— start of DATA LISTING —

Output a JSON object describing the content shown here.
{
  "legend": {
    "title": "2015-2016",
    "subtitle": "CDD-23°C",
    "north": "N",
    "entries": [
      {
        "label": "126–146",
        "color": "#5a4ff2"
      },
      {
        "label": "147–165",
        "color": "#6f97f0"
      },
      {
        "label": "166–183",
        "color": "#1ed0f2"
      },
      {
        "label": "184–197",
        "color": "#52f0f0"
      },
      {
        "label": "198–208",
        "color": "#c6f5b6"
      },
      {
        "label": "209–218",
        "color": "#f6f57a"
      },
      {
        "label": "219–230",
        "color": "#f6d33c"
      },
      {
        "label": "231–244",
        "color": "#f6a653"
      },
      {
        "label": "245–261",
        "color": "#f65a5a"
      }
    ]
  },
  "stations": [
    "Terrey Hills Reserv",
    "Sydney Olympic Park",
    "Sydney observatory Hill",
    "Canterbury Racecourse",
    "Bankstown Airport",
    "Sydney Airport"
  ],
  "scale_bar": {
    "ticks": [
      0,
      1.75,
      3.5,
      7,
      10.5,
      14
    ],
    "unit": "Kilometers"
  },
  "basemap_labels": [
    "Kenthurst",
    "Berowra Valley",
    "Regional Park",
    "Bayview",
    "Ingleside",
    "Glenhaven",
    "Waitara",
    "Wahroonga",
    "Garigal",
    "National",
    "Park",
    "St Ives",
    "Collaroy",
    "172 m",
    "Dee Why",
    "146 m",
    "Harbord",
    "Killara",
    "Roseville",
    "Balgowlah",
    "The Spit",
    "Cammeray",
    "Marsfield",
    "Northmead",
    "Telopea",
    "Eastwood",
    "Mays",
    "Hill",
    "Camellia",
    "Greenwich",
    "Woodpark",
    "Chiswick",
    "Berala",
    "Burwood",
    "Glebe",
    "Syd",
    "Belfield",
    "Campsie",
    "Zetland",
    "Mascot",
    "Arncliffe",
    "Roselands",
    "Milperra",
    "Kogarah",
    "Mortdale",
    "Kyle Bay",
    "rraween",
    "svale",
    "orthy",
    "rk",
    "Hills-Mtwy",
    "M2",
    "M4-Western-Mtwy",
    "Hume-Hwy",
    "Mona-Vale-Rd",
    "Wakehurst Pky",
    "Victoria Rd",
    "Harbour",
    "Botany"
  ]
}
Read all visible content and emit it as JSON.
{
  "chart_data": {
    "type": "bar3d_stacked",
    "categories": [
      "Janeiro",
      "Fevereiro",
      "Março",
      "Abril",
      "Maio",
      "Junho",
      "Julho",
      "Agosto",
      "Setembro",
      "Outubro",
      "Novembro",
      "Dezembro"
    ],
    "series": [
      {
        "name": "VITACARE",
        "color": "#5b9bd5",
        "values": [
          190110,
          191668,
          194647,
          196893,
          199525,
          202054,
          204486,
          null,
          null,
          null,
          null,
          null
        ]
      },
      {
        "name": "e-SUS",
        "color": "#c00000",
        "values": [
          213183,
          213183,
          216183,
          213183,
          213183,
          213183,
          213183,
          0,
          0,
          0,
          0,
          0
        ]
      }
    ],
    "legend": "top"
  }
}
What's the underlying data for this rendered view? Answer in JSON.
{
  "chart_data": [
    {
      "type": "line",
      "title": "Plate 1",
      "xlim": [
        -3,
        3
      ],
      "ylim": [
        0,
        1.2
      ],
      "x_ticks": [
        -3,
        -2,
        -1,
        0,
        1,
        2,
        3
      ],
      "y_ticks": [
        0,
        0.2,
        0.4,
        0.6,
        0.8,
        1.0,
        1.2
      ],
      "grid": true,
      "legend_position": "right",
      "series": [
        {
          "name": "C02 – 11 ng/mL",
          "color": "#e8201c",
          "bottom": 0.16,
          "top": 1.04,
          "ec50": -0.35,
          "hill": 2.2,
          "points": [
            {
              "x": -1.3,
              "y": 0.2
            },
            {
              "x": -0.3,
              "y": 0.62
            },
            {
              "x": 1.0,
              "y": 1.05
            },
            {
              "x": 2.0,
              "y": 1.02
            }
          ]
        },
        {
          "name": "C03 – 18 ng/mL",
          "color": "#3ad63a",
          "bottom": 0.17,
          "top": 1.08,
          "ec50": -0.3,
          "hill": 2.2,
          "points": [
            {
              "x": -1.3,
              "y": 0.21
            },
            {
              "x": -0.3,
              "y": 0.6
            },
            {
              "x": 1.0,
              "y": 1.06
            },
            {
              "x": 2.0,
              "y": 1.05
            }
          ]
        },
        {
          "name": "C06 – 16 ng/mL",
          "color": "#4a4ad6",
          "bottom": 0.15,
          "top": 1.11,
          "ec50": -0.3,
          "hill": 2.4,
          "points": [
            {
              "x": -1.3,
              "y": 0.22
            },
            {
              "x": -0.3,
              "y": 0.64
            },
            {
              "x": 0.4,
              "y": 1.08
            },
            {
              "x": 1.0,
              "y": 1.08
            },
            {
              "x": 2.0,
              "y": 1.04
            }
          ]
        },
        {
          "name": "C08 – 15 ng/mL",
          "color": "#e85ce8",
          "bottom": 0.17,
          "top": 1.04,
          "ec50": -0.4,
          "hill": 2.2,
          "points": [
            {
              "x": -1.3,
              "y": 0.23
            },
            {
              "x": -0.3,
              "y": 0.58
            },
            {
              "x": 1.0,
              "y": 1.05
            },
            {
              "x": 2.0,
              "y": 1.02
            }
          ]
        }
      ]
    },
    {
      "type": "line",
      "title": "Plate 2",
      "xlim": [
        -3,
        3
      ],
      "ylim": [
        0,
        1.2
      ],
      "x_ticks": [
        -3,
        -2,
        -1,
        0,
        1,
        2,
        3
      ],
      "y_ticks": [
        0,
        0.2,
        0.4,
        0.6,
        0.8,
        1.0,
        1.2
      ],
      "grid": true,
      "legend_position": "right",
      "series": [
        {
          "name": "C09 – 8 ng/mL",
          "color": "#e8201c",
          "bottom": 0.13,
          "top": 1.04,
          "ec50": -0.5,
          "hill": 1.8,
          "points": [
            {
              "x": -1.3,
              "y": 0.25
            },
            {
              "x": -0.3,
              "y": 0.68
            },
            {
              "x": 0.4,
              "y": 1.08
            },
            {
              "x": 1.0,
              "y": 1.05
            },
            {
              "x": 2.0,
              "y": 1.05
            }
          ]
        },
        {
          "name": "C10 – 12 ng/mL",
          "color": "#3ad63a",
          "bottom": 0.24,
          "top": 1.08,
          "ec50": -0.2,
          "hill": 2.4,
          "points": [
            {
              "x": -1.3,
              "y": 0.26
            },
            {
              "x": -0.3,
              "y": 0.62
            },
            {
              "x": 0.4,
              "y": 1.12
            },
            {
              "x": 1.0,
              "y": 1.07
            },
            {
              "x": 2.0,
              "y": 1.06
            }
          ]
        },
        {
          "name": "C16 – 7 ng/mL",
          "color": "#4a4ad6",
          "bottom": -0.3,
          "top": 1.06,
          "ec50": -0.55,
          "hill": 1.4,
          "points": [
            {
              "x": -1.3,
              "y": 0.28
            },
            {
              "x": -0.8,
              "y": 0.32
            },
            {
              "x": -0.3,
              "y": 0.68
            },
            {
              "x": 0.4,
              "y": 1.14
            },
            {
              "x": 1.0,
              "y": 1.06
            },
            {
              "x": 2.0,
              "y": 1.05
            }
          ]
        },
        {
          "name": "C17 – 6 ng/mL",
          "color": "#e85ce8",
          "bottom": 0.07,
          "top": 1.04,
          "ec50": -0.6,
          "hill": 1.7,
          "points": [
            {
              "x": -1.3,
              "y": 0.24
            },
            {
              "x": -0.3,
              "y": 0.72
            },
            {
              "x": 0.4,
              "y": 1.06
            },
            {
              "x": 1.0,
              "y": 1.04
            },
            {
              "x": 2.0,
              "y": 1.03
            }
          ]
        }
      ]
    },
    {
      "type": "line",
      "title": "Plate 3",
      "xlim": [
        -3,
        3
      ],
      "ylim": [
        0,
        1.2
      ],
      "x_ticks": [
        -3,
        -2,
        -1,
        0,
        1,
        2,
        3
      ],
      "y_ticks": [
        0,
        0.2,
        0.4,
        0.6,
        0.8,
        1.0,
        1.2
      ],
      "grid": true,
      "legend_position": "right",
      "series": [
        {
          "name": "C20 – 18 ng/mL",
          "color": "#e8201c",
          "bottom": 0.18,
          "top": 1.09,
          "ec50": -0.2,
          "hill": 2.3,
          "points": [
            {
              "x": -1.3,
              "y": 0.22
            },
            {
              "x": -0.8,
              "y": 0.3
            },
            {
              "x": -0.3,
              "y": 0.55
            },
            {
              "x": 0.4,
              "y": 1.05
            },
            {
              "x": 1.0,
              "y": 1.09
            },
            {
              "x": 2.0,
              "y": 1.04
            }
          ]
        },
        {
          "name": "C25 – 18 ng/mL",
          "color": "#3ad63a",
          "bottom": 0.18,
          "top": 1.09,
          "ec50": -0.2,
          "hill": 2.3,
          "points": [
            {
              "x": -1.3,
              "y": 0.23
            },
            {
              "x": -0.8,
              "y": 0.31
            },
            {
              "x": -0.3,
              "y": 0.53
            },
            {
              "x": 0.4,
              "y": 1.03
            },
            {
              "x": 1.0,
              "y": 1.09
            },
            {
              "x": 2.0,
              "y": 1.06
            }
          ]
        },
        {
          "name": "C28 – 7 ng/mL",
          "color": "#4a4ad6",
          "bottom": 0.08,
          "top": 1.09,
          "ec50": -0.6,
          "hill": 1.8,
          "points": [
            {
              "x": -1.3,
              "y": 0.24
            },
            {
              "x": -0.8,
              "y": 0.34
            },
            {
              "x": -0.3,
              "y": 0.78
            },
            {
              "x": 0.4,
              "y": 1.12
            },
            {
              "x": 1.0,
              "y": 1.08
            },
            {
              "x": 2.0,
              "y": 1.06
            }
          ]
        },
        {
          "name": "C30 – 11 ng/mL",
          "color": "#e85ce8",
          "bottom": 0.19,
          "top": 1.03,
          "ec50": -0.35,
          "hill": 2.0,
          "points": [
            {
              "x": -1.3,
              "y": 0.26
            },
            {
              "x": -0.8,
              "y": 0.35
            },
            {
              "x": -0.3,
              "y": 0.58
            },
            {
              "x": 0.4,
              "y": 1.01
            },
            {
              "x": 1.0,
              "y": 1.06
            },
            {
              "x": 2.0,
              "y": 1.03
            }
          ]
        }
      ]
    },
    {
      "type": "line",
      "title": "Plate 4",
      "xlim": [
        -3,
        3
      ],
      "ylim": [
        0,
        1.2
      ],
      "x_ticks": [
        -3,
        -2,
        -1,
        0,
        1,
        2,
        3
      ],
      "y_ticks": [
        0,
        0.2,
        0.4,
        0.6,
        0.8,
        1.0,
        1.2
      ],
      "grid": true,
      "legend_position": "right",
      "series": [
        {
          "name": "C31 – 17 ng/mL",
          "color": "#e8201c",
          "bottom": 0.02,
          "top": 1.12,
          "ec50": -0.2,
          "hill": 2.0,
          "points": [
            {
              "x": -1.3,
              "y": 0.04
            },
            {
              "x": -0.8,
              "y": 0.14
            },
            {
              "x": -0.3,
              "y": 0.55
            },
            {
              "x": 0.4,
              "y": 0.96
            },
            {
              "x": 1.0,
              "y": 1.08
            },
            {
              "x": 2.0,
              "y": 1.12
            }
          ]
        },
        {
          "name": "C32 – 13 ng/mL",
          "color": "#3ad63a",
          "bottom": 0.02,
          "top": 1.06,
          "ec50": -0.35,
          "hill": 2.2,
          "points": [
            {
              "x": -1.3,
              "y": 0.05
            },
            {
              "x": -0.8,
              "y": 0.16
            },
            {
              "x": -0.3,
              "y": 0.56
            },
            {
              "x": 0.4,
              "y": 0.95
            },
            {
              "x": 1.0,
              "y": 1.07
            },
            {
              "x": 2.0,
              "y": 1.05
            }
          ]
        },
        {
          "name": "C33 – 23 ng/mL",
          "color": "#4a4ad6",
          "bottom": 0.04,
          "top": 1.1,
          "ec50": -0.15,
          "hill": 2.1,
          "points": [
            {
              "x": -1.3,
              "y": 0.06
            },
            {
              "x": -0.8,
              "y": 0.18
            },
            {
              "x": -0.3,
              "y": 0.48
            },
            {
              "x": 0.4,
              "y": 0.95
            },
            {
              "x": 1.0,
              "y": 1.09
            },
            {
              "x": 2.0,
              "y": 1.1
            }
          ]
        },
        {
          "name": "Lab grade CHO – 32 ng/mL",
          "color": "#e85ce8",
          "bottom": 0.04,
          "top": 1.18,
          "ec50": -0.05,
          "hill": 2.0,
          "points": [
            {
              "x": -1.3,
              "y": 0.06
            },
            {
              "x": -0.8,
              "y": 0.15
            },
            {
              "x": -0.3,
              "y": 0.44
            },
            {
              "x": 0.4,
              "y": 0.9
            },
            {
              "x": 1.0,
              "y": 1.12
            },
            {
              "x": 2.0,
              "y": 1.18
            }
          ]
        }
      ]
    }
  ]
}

— end of DATA LISTING —

Filter the listing above by the word "content"; copy each line that passes.

Output a JSON object describing the content shown here.
Read all visible content and emit it as JSON.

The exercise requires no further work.